■ Records for the task ■
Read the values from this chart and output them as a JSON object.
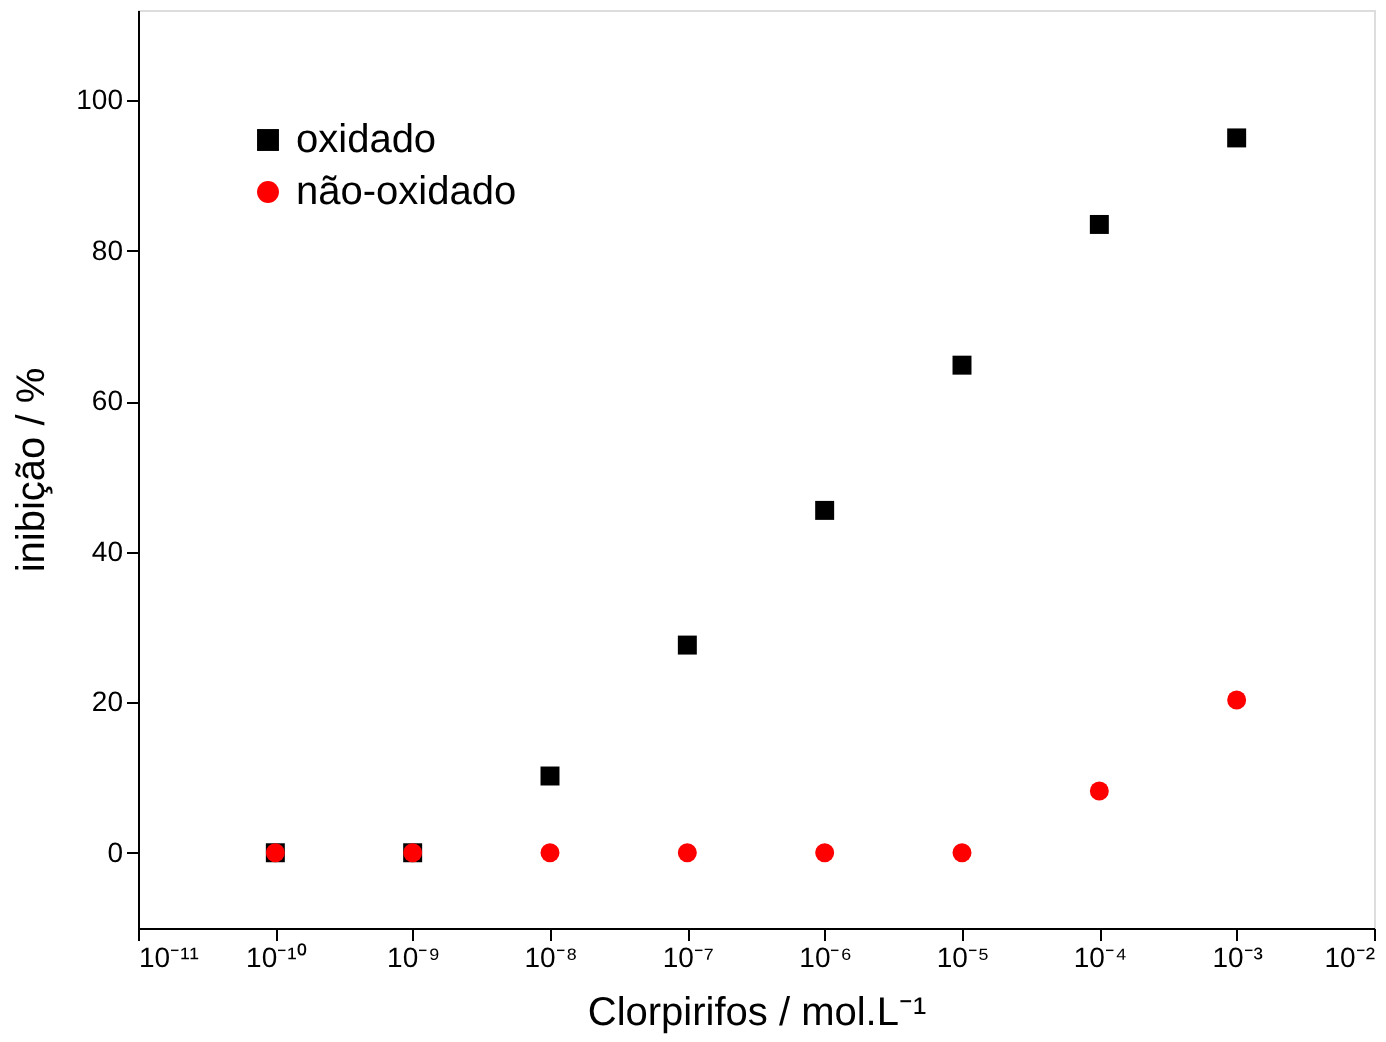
{
  "chart_data": {
    "type": "scatter",
    "xlabel": "Clorpirifos / mol.L⁻¹",
    "ylabel": "inibição / %",
    "x": [
      1e-10,
      1e-09,
      1e-08,
      1e-07,
      1e-06,
      1e-05,
      0.0001,
      0.001
    ],
    "series": [
      {
        "name": "oxidado",
        "color": "#000000",
        "marker": "square",
        "values": [
          0,
          0,
          10.2,
          27.6,
          45.5,
          64.8,
          83.5,
          95.0
        ]
      },
      {
        "name": "não-oxidado",
        "color": "#ff0000",
        "marker": "circle",
        "values": [
          0,
          0,
          0,
          0,
          0,
          0,
          8.2,
          20.3
        ]
      }
    ],
    "log": "x",
    "xlim": [
      1e-11,
      0.01
    ],
    "xticks": [
      {
        "value": 1e-11,
        "label": "10⁻¹¹"
      },
      {
        "value": 1e-10,
        "label": "10⁻¹⁰"
      },
      {
        "value": 1e-09,
        "label": "10⁻⁹"
      },
      {
        "value": 1e-08,
        "label": "10⁻⁸"
      },
      {
        "value": 1e-07,
        "label": "10⁻⁷"
      },
      {
        "value": 1e-06,
        "label": "10⁻⁶"
      },
      {
        "value": 1e-05,
        "label": "10⁻⁵"
      },
      {
        "value": 0.0001,
        "label": "10⁻⁴"
      },
      {
        "value": 0.001,
        "label": "10⁻³"
      },
      {
        "value": 0.01,
        "label": "10⁻²"
      }
    ],
    "ylim": [
      -10,
      112
    ],
    "yticks": [
      0,
      20,
      40,
      60,
      80,
      100
    ],
    "grid": false,
    "legend": "top left"
  }
}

■ Task instructions ■
Without the pictures, output the full listing exactly as it stands.

■ Reply to the task ■
Read the values from this chart and output them as a JSON object.
{
  "chart_data": {
    "type": "scatter",
    "xlabel": "Clorpirifos / mol.L⁻¹",
    "ylabel": "inibição / %",
    "x": [
      1e-10,
      1e-09,
      1e-08,
      1e-07,
      1e-06,
      1e-05,
      0.0001,
      0.001
    ],
    "series": [
      {
        "name": "oxidado",
        "color": "#000000",
        "marker": "square",
        "values": [
          0,
          0,
          10.2,
          27.6,
          45.5,
          64.8,
          83.5,
          95.0
        ]
      },
      {
        "name": "não-oxidado",
        "color": "#ff0000",
        "marker": "circle",
        "values": [
          0,
          0,
          0,
          0,
          0,
          0,
          8.2,
          20.3
        ]
      }
    ],
    "log": "x",
    "xlim": [
      1e-11,
      0.01
    ],
    "xticks": [
      {
        "value": 1e-11,
        "label": "10⁻¹¹"
      },
      {
        "value": 1e-10,
        "label": "10⁻¹⁰"
      },
      {
        "value": 1e-09,
        "label": "10⁻⁹"
      },
      {
        "value": 1e-08,
        "label": "10⁻⁸"
      },
      {
        "value": 1e-07,
        "label": "10⁻⁷"
      },
      {
        "value": 1e-06,
        "label": "10⁻⁶"
      },
      {
        "value": 1e-05,
        "label": "10⁻⁵"
      },
      {
        "value": 0.0001,
        "label": "10⁻⁴"
      },
      {
        "value": 0.001,
        "label": "10⁻³"
      },
      {
        "value": 0.01,
        "label": "10⁻²"
      }
    ],
    "ylim": [
      -10,
      112
    ],
    "yticks": [
      0,
      20,
      40,
      60,
      80,
      100
    ],
    "grid": false,
    "legend": "top left"
  }
}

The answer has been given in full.